| Task prompt |
Look through the material below, count the lines containing the word "size", and state only the count.

------ Extracted information ------

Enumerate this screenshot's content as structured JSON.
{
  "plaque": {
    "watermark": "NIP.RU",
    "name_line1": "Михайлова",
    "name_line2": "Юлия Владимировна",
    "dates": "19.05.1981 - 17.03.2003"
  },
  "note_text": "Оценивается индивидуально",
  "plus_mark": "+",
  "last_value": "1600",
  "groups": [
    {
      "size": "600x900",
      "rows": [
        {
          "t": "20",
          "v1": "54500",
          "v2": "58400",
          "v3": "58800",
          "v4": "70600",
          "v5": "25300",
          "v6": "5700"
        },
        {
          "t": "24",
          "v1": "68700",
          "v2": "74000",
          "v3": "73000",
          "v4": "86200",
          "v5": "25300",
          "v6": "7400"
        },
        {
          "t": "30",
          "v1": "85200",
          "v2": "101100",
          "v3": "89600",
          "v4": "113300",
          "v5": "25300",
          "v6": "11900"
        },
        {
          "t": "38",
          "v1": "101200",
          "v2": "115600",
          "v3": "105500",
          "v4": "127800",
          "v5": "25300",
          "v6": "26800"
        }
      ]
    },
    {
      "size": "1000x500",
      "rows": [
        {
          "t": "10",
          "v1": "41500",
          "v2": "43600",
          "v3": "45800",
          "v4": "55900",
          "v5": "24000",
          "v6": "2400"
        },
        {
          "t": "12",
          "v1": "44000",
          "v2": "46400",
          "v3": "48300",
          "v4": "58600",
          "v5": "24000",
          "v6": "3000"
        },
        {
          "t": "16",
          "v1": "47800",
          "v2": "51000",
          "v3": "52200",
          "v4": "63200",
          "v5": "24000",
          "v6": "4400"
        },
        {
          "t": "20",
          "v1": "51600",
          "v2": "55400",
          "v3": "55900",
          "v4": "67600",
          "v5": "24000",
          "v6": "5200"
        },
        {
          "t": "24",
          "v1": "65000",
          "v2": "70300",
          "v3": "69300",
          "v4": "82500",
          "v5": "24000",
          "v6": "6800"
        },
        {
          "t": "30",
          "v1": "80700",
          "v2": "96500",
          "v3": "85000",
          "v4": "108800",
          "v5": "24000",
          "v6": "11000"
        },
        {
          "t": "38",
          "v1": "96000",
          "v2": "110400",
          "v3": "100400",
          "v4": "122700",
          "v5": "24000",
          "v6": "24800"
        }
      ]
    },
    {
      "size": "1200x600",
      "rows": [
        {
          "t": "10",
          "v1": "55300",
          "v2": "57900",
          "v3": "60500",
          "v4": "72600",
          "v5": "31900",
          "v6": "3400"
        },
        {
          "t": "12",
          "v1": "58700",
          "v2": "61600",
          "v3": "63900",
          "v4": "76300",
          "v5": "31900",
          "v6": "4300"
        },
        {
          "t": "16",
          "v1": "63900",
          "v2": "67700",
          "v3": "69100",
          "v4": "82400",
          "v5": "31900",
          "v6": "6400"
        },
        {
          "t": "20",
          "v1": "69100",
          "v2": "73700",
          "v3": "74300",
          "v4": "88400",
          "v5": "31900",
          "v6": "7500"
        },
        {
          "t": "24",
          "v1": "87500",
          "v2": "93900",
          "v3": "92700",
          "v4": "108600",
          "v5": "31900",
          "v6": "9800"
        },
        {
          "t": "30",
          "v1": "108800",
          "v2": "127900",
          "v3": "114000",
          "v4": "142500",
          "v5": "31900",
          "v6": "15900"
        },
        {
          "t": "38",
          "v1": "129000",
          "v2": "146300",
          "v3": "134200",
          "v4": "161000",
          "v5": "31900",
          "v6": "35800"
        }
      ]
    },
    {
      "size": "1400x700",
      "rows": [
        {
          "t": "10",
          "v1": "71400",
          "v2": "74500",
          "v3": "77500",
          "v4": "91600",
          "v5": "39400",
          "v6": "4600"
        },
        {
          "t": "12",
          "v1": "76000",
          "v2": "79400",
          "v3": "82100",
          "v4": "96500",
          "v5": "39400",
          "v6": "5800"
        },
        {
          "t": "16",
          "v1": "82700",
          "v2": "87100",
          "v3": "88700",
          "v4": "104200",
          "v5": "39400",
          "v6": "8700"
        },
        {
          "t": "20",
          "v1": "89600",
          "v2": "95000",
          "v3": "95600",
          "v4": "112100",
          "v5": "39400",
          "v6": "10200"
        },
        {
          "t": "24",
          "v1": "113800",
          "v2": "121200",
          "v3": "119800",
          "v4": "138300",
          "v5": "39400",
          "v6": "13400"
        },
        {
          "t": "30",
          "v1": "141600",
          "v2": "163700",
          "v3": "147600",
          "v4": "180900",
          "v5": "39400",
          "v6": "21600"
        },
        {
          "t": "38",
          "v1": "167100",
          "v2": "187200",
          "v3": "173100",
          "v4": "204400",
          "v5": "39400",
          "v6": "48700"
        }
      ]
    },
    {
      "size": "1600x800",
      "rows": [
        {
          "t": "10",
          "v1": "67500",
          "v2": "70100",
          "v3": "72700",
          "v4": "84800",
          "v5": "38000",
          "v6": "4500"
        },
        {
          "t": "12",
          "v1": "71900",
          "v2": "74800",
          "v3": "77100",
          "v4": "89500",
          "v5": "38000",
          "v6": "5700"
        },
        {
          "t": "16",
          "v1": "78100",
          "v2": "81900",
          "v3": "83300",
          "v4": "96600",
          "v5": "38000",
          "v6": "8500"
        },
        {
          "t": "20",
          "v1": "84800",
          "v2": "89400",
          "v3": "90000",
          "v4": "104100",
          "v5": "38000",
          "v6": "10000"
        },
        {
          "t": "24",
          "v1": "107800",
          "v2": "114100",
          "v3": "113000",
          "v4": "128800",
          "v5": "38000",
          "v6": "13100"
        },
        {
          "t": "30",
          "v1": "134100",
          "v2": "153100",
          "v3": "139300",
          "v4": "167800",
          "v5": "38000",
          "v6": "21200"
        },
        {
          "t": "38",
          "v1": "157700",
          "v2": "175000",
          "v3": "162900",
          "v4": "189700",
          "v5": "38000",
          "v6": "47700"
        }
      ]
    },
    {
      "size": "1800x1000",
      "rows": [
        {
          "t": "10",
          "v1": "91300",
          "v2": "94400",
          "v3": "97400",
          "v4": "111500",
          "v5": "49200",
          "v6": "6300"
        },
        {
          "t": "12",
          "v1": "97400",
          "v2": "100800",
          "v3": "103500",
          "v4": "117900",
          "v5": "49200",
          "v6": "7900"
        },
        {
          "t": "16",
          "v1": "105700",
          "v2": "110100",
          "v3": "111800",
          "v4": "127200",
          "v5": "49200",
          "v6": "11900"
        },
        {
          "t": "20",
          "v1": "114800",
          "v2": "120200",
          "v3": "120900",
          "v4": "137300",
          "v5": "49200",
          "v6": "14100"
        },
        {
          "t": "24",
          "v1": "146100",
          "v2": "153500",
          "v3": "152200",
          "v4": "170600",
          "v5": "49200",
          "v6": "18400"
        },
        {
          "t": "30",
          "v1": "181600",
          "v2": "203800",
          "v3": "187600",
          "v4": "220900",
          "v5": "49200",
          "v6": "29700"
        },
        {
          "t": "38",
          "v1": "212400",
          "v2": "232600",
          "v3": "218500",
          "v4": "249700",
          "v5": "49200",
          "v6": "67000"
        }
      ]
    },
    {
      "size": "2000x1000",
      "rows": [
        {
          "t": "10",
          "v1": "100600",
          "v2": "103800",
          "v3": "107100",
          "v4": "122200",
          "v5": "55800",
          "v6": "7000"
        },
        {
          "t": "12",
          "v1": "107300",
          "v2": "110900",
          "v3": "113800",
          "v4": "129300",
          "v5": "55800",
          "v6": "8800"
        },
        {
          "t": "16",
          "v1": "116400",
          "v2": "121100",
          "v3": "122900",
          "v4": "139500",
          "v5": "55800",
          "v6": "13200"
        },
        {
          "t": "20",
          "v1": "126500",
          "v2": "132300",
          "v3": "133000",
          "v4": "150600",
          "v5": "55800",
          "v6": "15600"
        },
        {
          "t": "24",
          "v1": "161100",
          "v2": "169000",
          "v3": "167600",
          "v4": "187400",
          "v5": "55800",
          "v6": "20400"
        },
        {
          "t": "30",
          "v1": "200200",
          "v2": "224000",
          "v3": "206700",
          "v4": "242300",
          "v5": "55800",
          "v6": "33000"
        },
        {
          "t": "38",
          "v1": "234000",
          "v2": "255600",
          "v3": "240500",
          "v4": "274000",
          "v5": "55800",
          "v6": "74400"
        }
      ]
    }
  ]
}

------

| Expected output |
7